* Set problem: Print the whole listing exactly.

* Records for the task:
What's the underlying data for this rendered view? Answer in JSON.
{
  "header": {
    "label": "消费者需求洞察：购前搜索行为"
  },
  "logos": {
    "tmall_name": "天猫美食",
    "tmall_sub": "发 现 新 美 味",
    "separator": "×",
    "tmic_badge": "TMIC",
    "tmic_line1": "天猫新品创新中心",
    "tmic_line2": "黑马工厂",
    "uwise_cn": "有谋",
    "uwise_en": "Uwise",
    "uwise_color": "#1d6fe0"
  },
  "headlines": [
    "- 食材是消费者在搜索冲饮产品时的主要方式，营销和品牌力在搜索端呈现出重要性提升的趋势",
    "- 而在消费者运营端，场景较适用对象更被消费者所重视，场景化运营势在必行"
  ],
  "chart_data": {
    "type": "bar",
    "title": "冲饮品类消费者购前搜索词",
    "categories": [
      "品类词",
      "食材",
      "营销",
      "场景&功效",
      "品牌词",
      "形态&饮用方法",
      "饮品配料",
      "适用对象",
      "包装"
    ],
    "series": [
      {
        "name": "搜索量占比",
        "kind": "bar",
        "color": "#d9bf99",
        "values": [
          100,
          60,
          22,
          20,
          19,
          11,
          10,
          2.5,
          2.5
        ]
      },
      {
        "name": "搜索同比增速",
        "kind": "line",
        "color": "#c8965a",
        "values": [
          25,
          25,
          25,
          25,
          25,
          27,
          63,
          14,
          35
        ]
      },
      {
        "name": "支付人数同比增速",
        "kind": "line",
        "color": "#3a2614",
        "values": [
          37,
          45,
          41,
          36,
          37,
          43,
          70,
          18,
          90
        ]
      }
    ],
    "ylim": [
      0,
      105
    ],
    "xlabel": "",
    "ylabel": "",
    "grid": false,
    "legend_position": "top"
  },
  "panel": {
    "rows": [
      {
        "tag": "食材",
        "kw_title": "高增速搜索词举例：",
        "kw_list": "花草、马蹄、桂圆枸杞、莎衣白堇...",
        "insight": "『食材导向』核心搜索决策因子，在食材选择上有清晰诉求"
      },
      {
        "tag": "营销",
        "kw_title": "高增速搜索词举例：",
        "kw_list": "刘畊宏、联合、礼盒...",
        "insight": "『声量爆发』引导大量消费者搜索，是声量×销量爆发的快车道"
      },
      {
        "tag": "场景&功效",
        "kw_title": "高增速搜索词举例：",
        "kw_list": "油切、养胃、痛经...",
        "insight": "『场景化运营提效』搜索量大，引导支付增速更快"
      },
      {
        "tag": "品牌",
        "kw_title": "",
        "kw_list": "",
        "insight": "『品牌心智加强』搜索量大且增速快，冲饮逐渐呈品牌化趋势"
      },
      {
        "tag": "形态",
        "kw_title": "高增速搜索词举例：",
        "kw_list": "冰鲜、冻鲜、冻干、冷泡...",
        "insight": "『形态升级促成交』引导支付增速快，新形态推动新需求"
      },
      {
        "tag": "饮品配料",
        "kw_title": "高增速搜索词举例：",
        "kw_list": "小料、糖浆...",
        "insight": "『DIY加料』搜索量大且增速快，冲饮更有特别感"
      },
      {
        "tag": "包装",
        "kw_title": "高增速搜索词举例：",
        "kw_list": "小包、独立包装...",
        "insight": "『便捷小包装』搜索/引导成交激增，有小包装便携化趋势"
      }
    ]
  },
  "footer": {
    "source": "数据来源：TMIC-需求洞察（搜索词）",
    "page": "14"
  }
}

* Solution:
What's the underlying data for this rendered view? Answer in JSON.
{
  "header": {
    "label": "消费者需求洞察：购前搜索行为"
  },
  "logos": {
    "tmall_name": "天猫美食",
    "tmall_sub": "发 现 新 美 味",
    "separator": "×",
    "tmic_badge": "TMIC",
    "tmic_line1": "天猫新品创新中心",
    "tmic_line2": "黑马工厂",
    "uwise_cn": "有谋",
    "uwise_en": "Uwise",
    "uwise_color": "#1d6fe0"
  },
  "headlines": [
    "- 食材是消费者在搜索冲饮产品时的主要方式，营销和品牌力在搜索端呈现出重要性提升的趋势",
    "- 而在消费者运营端，场景较适用对象更被消费者所重视，场景化运营势在必行"
  ],
  "chart_data": {
    "type": "bar",
    "title": "冲饮品类消费者购前搜索词",
    "categories": [
      "品类词",
      "食材",
      "营销",
      "场景&功效",
      "品牌词",
      "形态&饮用方法",
      "饮品配料",
      "适用对象",
      "包装"
    ],
    "series": [
      {
        "name": "搜索量占比",
        "kind": "bar",
        "color": "#d9bf99",
        "values": [
          100,
          60,
          22,
          20,
          19,
          11,
          10,
          2.5,
          2.5
        ]
      },
      {
        "name": "搜索同比增速",
        "kind": "line",
        "color": "#c8965a",
        "values": [
          25,
          25,
          25,
          25,
          25,
          27,
          63,
          14,
          35
        ]
      },
      {
        "name": "支付人数同比增速",
        "kind": "line",
        "color": "#3a2614",
        "values": [
          37,
          45,
          41,
          36,
          37,
          43,
          70,
          18,
          90
        ]
      }
    ],
    "ylim": [
      0,
      105
    ],
    "xlabel": "",
    "ylabel": "",
    "grid": false,
    "legend_position": "top"
  },
  "panel": {
    "rows": [
      {
        "tag": "食材",
        "kw_title": "高增速搜索词举例：",
        "kw_list": "花草、马蹄、桂圆枸杞、莎衣白堇...",
        "insight": "『食材导向』核心搜索决策因子，在食材选择上有清晰诉求"
      },
      {
        "tag": "营销",
        "kw_title": "高增速搜索词举例：",
        "kw_list": "刘畊宏、联合、礼盒...",
        "insight": "『声量爆发』引导大量消费者搜索，是声量×销量爆发的快车道"
      },
      {
        "tag": "场景&功效",
        "kw_title": "高增速搜索词举例：",
        "kw_list": "油切、养胃、痛经...",
        "insight": "『场景化运营提效』搜索量大，引导支付增速更快"
      },
      {
        "tag": "品牌",
        "kw_title": "",
        "kw_list": "",
        "insight": "『品牌心智加强』搜索量大且增速快，冲饮逐渐呈品牌化趋势"
      },
      {
        "tag": "形态",
        "kw_title": "高增速搜索词举例：",
        "kw_list": "冰鲜、冻鲜、冻干、冷泡...",
        "insight": "『形态升级促成交』引导支付增速快，新形态推动新需求"
      },
      {
        "tag": "饮品配料",
        "kw_title": "高增速搜索词举例：",
        "kw_list": "小料、糖浆...",
        "insight": "『DIY加料』搜索量大且增速快，冲饮更有特别感"
      },
      {
        "tag": "包装",
        "kw_title": "高增速搜索词举例：",
        "kw_list": "小包、独立包装...",
        "insight": "『便捷小包装』搜索/引导成交激增，有小包装便携化趋势"
      }
    ]
  },
  "footer": {
    "source": "数据来源：TMIC-需求洞察（搜索词）",
    "page": "14"
  }
}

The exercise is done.